**Stated goal**
In the listing below, find every line with the string "date" and pull it out.

++++++++++++++++++++

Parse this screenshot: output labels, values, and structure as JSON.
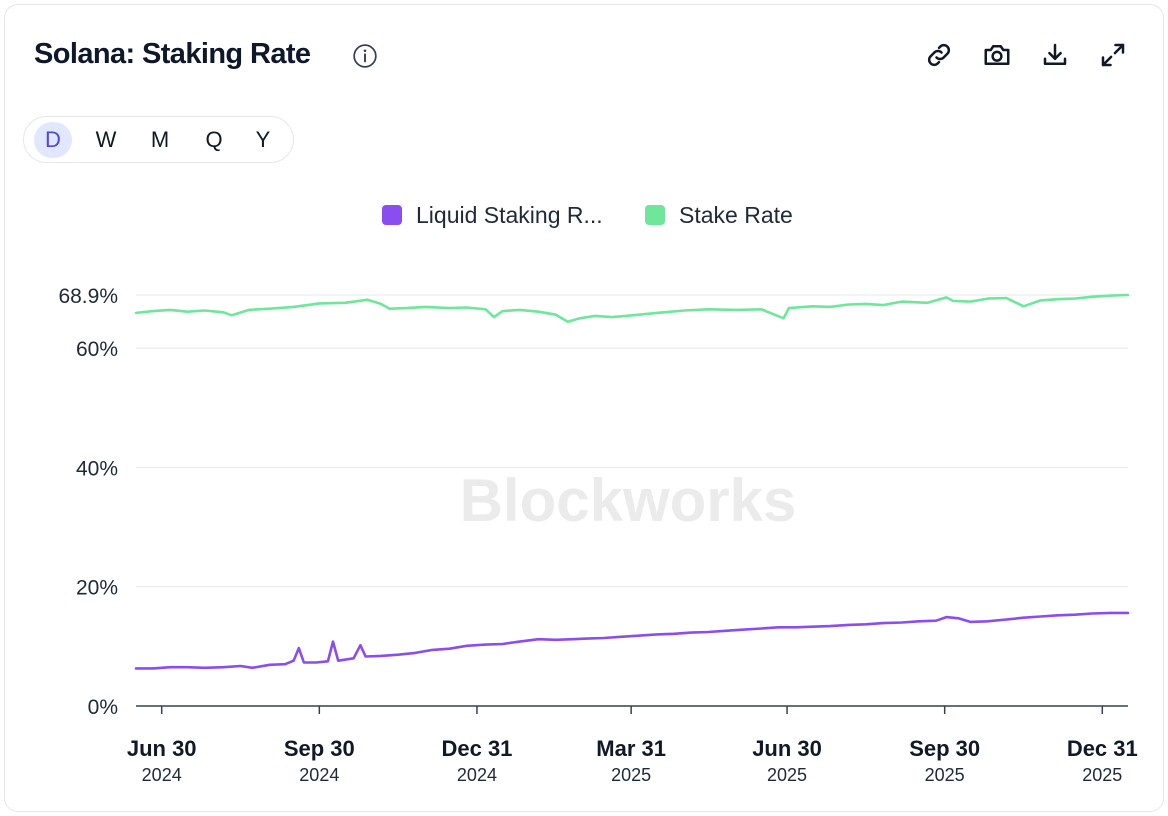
{
  "header": {
    "title": "Solana: Staking Rate",
    "info_icon": "info-circle-icon",
    "toolbar": [
      {
        "icon": "link-icon"
      },
      {
        "icon": "camera-icon"
      },
      {
        "icon": "download-icon"
      },
      {
        "icon": "expand-icon"
      }
    ]
  },
  "periods": {
    "items": [
      "D",
      "W",
      "M",
      "Q",
      "Y"
    ],
    "selected": "D"
  },
  "watermark": "Blockworks",
  "colors": {
    "liquid": "#8b4cf0",
    "stake": "#6ee79a",
    "active_bg": "#e0e7ff",
    "active_text": "#4f46e5",
    "grid": "#e5e7eb"
  },
  "chart_data": {
    "type": "line",
    "title": "Solana: Staking Rate",
    "xlabel": "",
    "ylabel": "",
    "ylim": [
      0,
      68.9
    ],
    "y_ticks": [
      {
        "value": 0,
        "label": "0%"
      },
      {
        "value": 20,
        "label": "20%"
      },
      {
        "value": 40,
        "label": "40%"
      },
      {
        "value": 60,
        "label": "60%"
      },
      {
        "value": 68.9,
        "label": "68.9%"
      }
    ],
    "x_ticks": [
      {
        "date": "2024-06-30",
        "label": "Jun 30",
        "year": "2024"
      },
      {
        "date": "2024-09-30",
        "label": "Sep 30",
        "year": "2024"
      },
      {
        "date": "2024-12-31",
        "label": "Dec 31",
        "year": "2024"
      },
      {
        "date": "2025-03-31",
        "label": "Mar 31",
        "year": "2025"
      },
      {
        "date": "2025-06-30",
        "label": "Jun 30",
        "year": "2025"
      },
      {
        "date": "2025-09-30",
        "label": "Sep 30",
        "year": "2025"
      },
      {
        "date": "2025-12-31",
        "label": "Dec 31",
        "year": "2025"
      }
    ],
    "xlim": [
      "2024-06-15",
      "2026-01-15"
    ],
    "grid": true,
    "legend_position": "top-center",
    "series": [
      {
        "name": "Liquid Staking R...",
        "color": "#8b4cf0",
        "points": [
          [
            "2024-06-15",
            6.3
          ],
          [
            "2024-06-25",
            6.3
          ],
          [
            "2024-07-05",
            6.5
          ],
          [
            "2024-07-15",
            6.5
          ],
          [
            "2024-07-25",
            6.4
          ],
          [
            "2024-08-05",
            6.5
          ],
          [
            "2024-08-15",
            6.7
          ],
          [
            "2024-08-22",
            6.4
          ],
          [
            "2024-09-01",
            6.9
          ],
          [
            "2024-09-10",
            7.0
          ],
          [
            "2024-09-15",
            7.6
          ],
          [
            "2024-09-18",
            9.7
          ],
          [
            "2024-09-21",
            7.3
          ],
          [
            "2024-09-28",
            7.3
          ],
          [
            "2024-10-05",
            7.5
          ],
          [
            "2024-10-08",
            10.8
          ],
          [
            "2024-10-11",
            7.6
          ],
          [
            "2024-10-20",
            8.0
          ],
          [
            "2024-10-24",
            10.2
          ],
          [
            "2024-10-27",
            8.3
          ],
          [
            "2024-11-05",
            8.4
          ],
          [
            "2024-11-15",
            8.6
          ],
          [
            "2024-11-25",
            8.9
          ],
          [
            "2024-12-05",
            9.4
          ],
          [
            "2024-12-15",
            9.6
          ],
          [
            "2024-12-25",
            10.1
          ],
          [
            "2025-01-05",
            10.3
          ],
          [
            "2025-01-15",
            10.4
          ],
          [
            "2025-01-25",
            10.8
          ],
          [
            "2025-02-05",
            11.2
          ],
          [
            "2025-02-15",
            11.1
          ],
          [
            "2025-02-25",
            11.2
          ],
          [
            "2025-03-05",
            11.3
          ],
          [
            "2025-03-15",
            11.4
          ],
          [
            "2025-03-25",
            11.6
          ],
          [
            "2025-04-05",
            11.8
          ],
          [
            "2025-04-15",
            12.0
          ],
          [
            "2025-04-25",
            12.1
          ],
          [
            "2025-05-05",
            12.3
          ],
          [
            "2025-05-15",
            12.4
          ],
          [
            "2025-05-25",
            12.6
          ],
          [
            "2025-06-05",
            12.8
          ],
          [
            "2025-06-15",
            13.0
          ],
          [
            "2025-06-25",
            13.2
          ],
          [
            "2025-07-05",
            13.2
          ],
          [
            "2025-07-15",
            13.3
          ],
          [
            "2025-07-25",
            13.4
          ],
          [
            "2025-08-05",
            13.6
          ],
          [
            "2025-08-15",
            13.7
          ],
          [
            "2025-08-25",
            13.9
          ],
          [
            "2025-09-05",
            14.0
          ],
          [
            "2025-09-15",
            14.2
          ],
          [
            "2025-09-25",
            14.3
          ],
          [
            "2025-10-01",
            14.9
          ],
          [
            "2025-10-08",
            14.7
          ],
          [
            "2025-10-15",
            14.1
          ],
          [
            "2025-10-25",
            14.2
          ],
          [
            "2025-11-05",
            14.5
          ],
          [
            "2025-11-15",
            14.8
          ],
          [
            "2025-11-25",
            15.0
          ],
          [
            "2025-12-05",
            15.2
          ],
          [
            "2025-12-15",
            15.3
          ],
          [
            "2025-12-25",
            15.5
          ],
          [
            "2026-01-05",
            15.6
          ],
          [
            "2026-01-15",
            15.6
          ]
        ]
      },
      {
        "name": "Stake Rate",
        "color": "#6ee79a",
        "points": [
          [
            "2024-06-15",
            65.9
          ],
          [
            "2024-06-25",
            66.2
          ],
          [
            "2024-07-05",
            66.4
          ],
          [
            "2024-07-15",
            66.1
          ],
          [
            "2024-07-25",
            66.3
          ],
          [
            "2024-08-05",
            66.0
          ],
          [
            "2024-08-10",
            65.5
          ],
          [
            "2024-08-20",
            66.4
          ],
          [
            "2024-09-01",
            66.6
          ],
          [
            "2024-09-15",
            66.9
          ],
          [
            "2024-09-30",
            67.5
          ],
          [
            "2024-10-15",
            67.6
          ],
          [
            "2024-10-28",
            68.1
          ],
          [
            "2024-11-05",
            67.4
          ],
          [
            "2024-11-10",
            66.6
          ],
          [
            "2024-11-20",
            66.7
          ],
          [
            "2024-12-01",
            66.9
          ],
          [
            "2024-12-15",
            66.7
          ],
          [
            "2024-12-25",
            66.8
          ],
          [
            "2025-01-05",
            66.5
          ],
          [
            "2025-01-10",
            65.2
          ],
          [
            "2025-01-15",
            66.2
          ],
          [
            "2025-01-25",
            66.4
          ],
          [
            "2025-02-05",
            66.1
          ],
          [
            "2025-02-15",
            65.6
          ],
          [
            "2025-02-22",
            64.4
          ],
          [
            "2025-03-01",
            65.0
          ],
          [
            "2025-03-10",
            65.4
          ],
          [
            "2025-03-20",
            65.2
          ],
          [
            "2025-04-01",
            65.5
          ],
          [
            "2025-04-15",
            65.9
          ],
          [
            "2025-05-01",
            66.3
          ],
          [
            "2025-05-15",
            66.5
          ],
          [
            "2025-06-01",
            66.4
          ],
          [
            "2025-06-15",
            66.5
          ],
          [
            "2025-06-28",
            65.0
          ],
          [
            "2025-07-01",
            66.7
          ],
          [
            "2025-07-15",
            67.0
          ],
          [
            "2025-07-25",
            66.9
          ],
          [
            "2025-08-05",
            67.3
          ],
          [
            "2025-08-15",
            67.4
          ],
          [
            "2025-08-25",
            67.2
          ],
          [
            "2025-09-05",
            67.8
          ],
          [
            "2025-09-20",
            67.6
          ],
          [
            "2025-10-01",
            68.5
          ],
          [
            "2025-10-05",
            67.9
          ],
          [
            "2025-10-15",
            67.8
          ],
          [
            "2025-10-25",
            68.3
          ],
          [
            "2025-11-05",
            68.4
          ],
          [
            "2025-11-15",
            67.0
          ],
          [
            "2025-11-25",
            68.0
          ],
          [
            "2025-12-05",
            68.2
          ],
          [
            "2025-12-15",
            68.3
          ],
          [
            "2025-12-25",
            68.6
          ],
          [
            "2026-01-05",
            68.8
          ],
          [
            "2026-01-15",
            68.9
          ]
        ]
      }
    ]
  }
}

++++++++++++++++++++

**Output of the task**
        "date": "2024-06-30",
        "date": "2024-09-30",
        "date": "2024-12-31",
        "date": "2025-03-31",
        "date": "2025-06-30",
        "date": "2025-09-30",
        "date": "2025-12-31",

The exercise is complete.